Collected data entries
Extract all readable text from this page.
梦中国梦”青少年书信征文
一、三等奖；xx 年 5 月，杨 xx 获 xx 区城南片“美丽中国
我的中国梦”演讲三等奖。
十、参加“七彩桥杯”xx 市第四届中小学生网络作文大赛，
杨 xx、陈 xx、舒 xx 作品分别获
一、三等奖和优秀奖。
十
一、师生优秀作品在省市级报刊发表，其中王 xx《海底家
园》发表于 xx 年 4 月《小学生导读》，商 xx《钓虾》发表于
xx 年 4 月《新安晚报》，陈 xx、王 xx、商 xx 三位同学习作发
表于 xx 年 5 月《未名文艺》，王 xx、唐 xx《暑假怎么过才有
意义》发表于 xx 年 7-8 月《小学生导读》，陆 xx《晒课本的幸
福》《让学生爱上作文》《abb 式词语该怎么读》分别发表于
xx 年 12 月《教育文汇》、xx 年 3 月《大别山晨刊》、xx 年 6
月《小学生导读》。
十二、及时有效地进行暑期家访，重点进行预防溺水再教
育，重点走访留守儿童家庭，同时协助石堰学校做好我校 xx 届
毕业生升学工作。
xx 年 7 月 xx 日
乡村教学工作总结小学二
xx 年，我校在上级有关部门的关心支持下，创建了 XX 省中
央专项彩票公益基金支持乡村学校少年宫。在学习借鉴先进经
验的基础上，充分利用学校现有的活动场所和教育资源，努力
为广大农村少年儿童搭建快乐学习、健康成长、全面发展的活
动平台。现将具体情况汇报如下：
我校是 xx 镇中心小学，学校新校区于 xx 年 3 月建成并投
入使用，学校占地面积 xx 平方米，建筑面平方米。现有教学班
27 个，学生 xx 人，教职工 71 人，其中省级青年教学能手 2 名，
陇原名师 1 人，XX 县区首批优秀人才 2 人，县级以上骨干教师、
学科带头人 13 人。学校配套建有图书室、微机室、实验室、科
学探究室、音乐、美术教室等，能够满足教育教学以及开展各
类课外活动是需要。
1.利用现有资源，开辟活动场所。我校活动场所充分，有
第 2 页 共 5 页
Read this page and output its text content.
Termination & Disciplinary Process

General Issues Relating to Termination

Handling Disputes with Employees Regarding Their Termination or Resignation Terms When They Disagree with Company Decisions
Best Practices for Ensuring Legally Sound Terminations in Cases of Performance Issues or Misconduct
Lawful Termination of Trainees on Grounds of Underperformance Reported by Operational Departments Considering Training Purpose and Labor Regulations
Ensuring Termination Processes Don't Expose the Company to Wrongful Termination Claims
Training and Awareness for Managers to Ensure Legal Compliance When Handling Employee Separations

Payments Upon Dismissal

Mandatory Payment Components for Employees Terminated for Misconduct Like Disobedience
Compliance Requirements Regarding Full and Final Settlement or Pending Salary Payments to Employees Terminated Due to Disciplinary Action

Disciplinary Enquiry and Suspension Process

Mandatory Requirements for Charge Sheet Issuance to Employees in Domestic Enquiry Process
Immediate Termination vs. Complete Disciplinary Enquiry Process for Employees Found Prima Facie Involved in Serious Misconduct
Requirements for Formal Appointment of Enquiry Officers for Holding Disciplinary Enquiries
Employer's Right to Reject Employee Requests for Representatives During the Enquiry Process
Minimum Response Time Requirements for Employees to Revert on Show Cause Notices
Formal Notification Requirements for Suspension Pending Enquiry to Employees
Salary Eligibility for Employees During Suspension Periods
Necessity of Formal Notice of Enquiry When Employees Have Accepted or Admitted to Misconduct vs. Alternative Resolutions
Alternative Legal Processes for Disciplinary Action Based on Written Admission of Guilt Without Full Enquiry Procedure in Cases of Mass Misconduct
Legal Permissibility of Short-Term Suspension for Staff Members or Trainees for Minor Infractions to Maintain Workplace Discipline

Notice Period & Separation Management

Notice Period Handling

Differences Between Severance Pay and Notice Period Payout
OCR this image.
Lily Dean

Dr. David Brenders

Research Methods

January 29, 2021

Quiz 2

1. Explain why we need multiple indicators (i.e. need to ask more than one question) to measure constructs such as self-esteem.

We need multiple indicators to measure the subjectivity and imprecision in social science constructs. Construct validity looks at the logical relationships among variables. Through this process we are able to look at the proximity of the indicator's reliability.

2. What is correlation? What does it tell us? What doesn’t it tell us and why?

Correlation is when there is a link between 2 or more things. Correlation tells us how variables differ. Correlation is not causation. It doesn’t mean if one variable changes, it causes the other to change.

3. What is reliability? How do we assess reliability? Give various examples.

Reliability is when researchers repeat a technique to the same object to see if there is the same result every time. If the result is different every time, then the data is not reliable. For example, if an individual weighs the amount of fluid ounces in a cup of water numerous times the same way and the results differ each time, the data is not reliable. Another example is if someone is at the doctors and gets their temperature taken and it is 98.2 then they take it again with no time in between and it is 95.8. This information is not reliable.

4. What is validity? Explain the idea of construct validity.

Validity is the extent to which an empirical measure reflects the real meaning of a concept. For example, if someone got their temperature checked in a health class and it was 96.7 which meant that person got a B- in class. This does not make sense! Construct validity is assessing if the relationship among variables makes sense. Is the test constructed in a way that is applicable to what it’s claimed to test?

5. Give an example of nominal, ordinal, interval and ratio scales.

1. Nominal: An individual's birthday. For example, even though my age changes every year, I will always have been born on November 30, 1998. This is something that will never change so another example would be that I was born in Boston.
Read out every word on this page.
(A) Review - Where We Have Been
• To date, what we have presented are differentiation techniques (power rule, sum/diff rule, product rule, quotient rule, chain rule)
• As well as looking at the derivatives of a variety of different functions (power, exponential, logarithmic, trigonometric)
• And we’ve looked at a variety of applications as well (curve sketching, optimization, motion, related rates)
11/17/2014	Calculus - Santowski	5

Aim of the task: Using the records above, say how many lines include the string "Compliance". Only the number is wanted.

Response for this exercise: 2